* Objective *
The records that follow are to be repeated exactly, with the pictures removed.

* Given information *
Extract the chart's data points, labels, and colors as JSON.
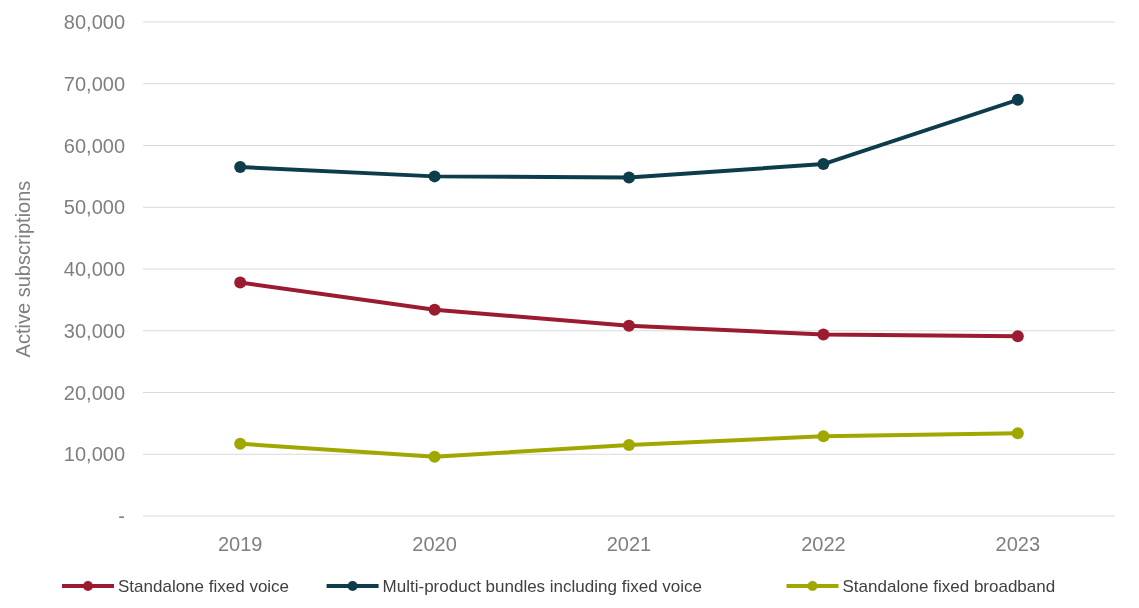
{
  "chart_data": {
    "type": "line",
    "ylabel": "Active subscriptions",
    "categories": [
      "2019",
      "2020",
      "2021",
      "2022",
      "2023"
    ],
    "series": [
      {
        "name": "Standalone fixed voice",
        "color": "#9b1b30",
        "values": [
          37800,
          33400,
          30800,
          29400,
          29100
        ]
      },
      {
        "name": "Multi-product bundles including fixed voice",
        "color": "#0d3d4a",
        "values": [
          56500,
          55000,
          54800,
          57000,
          67400
        ]
      },
      {
        "name": "Standalone fixed broadband",
        "color": "#a0a800",
        "values": [
          11700,
          9600,
          11500,
          12900,
          13400
        ]
      }
    ],
    "ylim": [
      0,
      80000
    ],
    "yticks": [
      {
        "value": 0,
        "label": "-"
      },
      {
        "value": 10000,
        "label": "10,000"
      },
      {
        "value": 20000,
        "label": "20,000"
      },
      {
        "value": 30000,
        "label": "30,000"
      },
      {
        "value": 40000,
        "label": "40,000"
      },
      {
        "value": 50000,
        "label": "50,000"
      },
      {
        "value": 60000,
        "label": "60,000"
      },
      {
        "value": 70000,
        "label": "70,000"
      },
      {
        "value": 80000,
        "label": "80,000"
      }
    ],
    "grid": "y",
    "legend": "bottom",
    "marker": "circle",
    "line_style": "solid"
  }
}
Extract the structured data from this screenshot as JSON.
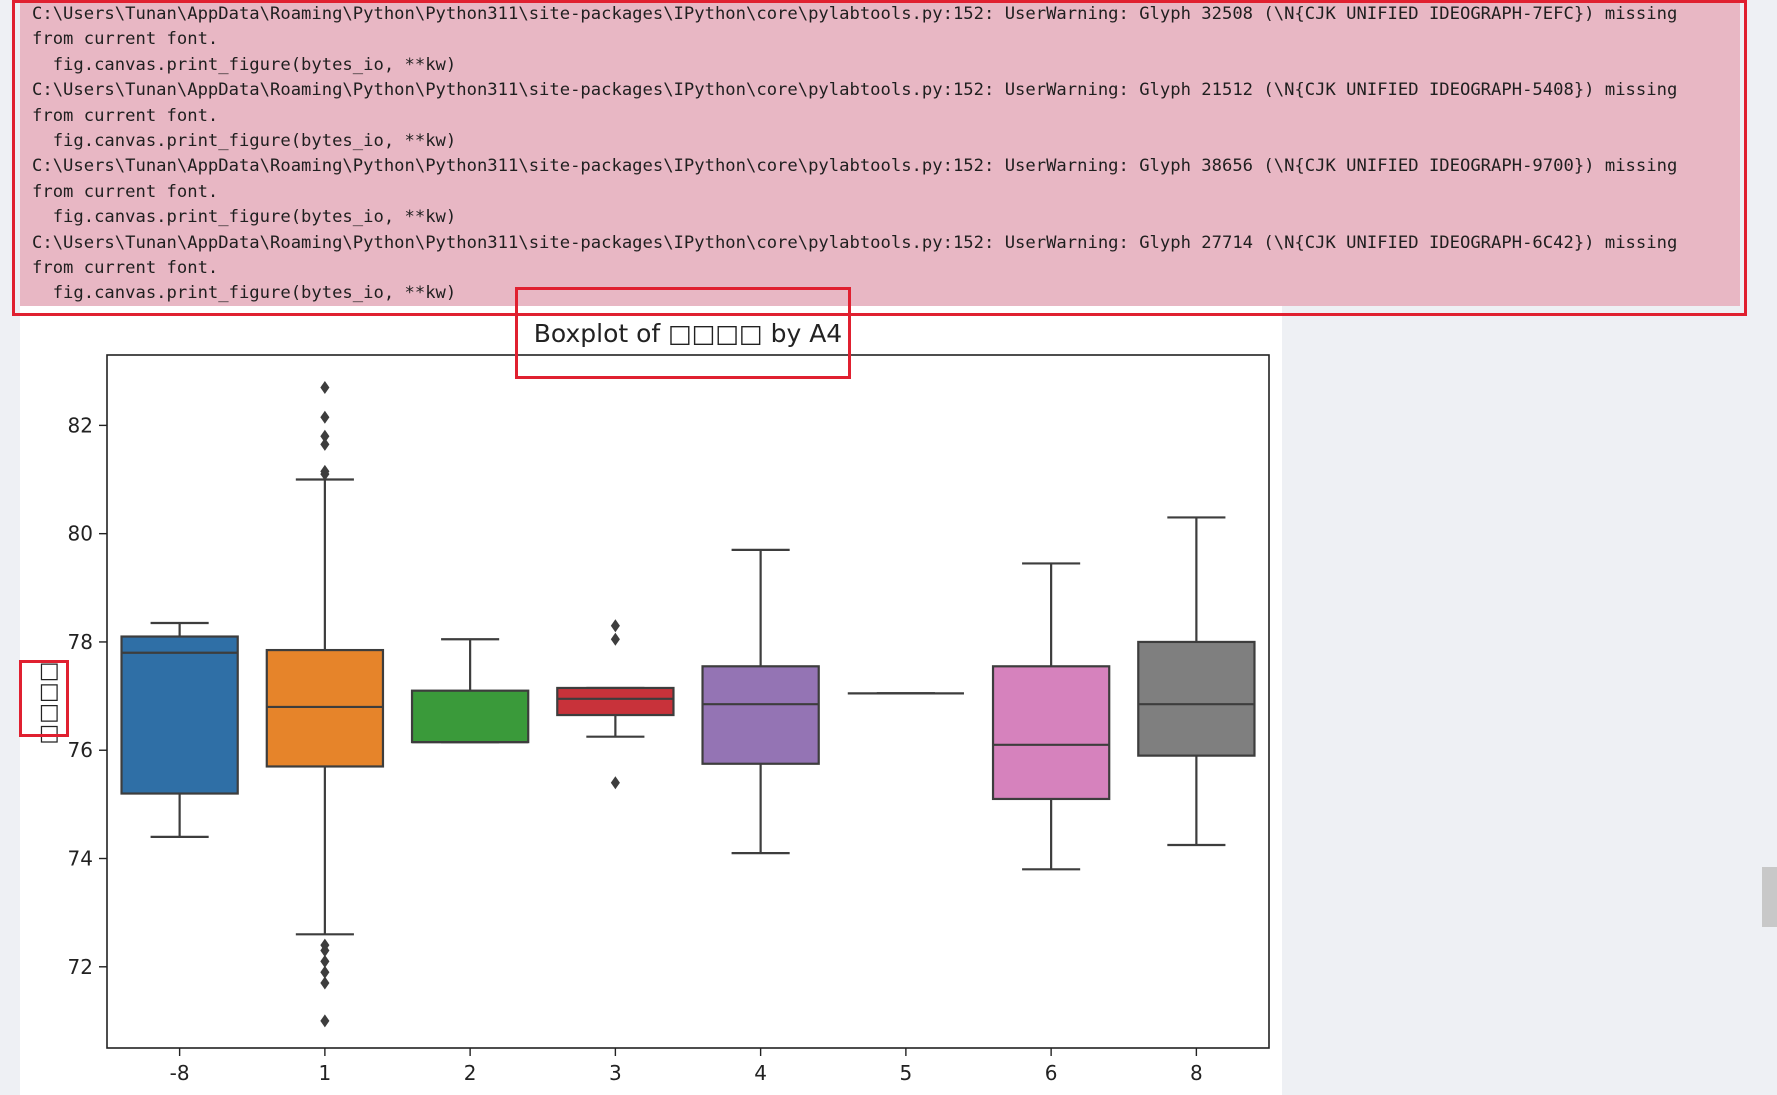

* Output below *
Extract the chart's data points, labels, and colors as JSON.
{
  "chart_data": {
    "type": "line",
    "ylabel": "Active subscriptions",
    "categories": [
      "2019",
      "2020",
      "2021",
      "2022",
      "2023"
    ],
    "series": [
      {
        "name": "Standalone fixed voice",
        "color": "#9b1b30",
        "values": [
          37800,
          33400,
          30800,
          29400,
          29100
        ]
      },
      {
        "name": "Multi-product bundles including fixed voice",
        "color": "#0d3d4a",
        "values": [
          56500,
          55000,
          54800,
          57000,
          67400
        ]
      },
      {
        "name": "Standalone fixed broadband",
        "color": "#a0a800",
        "values": [
          11700,
          9600,
          11500,
          12900,
          13400
        ]
      }
    ],
    "ylim": [
      0,
      80000
    ],
    "yticks": [
      {
        "value": 0,
        "label": "-"
      },
      {
        "value": 10000,
        "label": "10,000"
      },
      {
        "value": 20000,
        "label": "20,000"
      },
      {
        "value": 30000,
        "label": "30,000"
      },
      {
        "value": 40000,
        "label": "40,000"
      },
      {
        "value": 50000,
        "label": "50,000"
      },
      {
        "value": 60000,
        "label": "60,000"
      },
      {
        "value": 70000,
        "label": "70,000"
      },
      {
        "value": 80000,
        "label": "80,000"
      }
    ],
    "grid": "y",
    "legend": "bottom",
    "marker": "circle",
    "line_style": "solid"
  }
}
Extract the structured data from this screenshot as JSON.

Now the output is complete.